| Exercise prompt |
Restate the material word for word and leave out anything that is a picture.

#####

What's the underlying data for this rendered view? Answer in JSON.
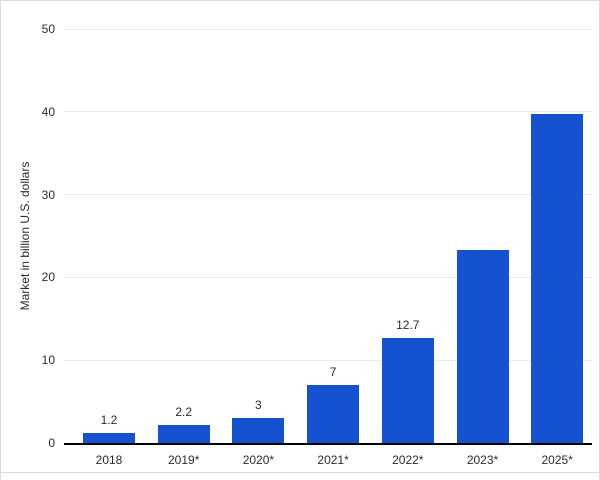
{
  "chart": {
    "style": {
      "bar_color": "#1552d0",
      "grid_color": "#ebebeb",
      "axis_color": "#000000",
      "text_color": "#2b2b2b",
      "border_color": "#dcdcdc",
      "divider_color": "#d6d6d6",
      "background": "#ffffff"
    }
  },
  "chart_data": {
    "type": "bar",
    "title": "",
    "categories": [
      "2018",
      "2019*",
      "2020*",
      "2021*",
      "2022*",
      "2023*",
      "2025*"
    ],
    "values": [
      1.2,
      2.2,
      3,
      7,
      12.7,
      23.3,
      39.7
    ],
    "data_labels": [
      "1.2",
      "2.2",
      "3",
      "7",
      "12.7",
      "",
      ""
    ],
    "xlabel": "",
    "ylabel": "Market in billion U.S. dollars",
    "ylim": [
      0,
      50
    ],
    "y_ticks": [
      0,
      10,
      20,
      30,
      40,
      50
    ],
    "grid": true,
    "legend": false
  }
}
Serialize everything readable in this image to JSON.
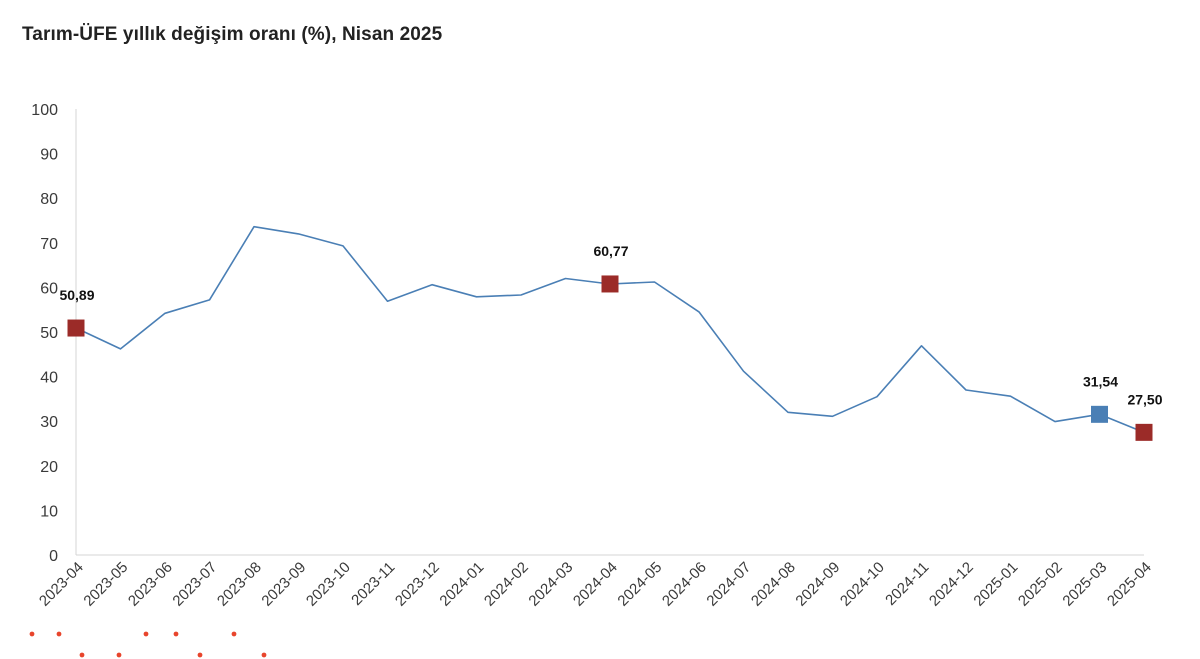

#####

| Full answer |
What's the underlying data for this rendered view? Answer in JSON.
{
  "chart": {
    "style": {
      "bar_color": "#1552d0",
      "grid_color": "#ebebeb",
      "axis_color": "#000000",
      "text_color": "#2b2b2b",
      "border_color": "#dcdcdc",
      "divider_color": "#d6d6d6",
      "background": "#ffffff"
    }
  },
  "chart_data": {
    "type": "bar",
    "title": "",
    "categories": [
      "2018",
      "2019*",
      "2020*",
      "2021*",
      "2022*",
      "2023*",
      "2025*"
    ],
    "values": [
      1.2,
      2.2,
      3,
      7,
      12.7,
      23.3,
      39.7
    ],
    "data_labels": [
      "1.2",
      "2.2",
      "3",
      "7",
      "12.7",
      "",
      ""
    ],
    "xlabel": "",
    "ylabel": "Market in billion U.S. dollars",
    "ylim": [
      0,
      50
    ],
    "y_ticks": [
      0,
      10,
      20,
      30,
      40,
      50
    ],
    "grid": true,
    "legend": false
  }
}
Serialize everything readable in this image to JSON.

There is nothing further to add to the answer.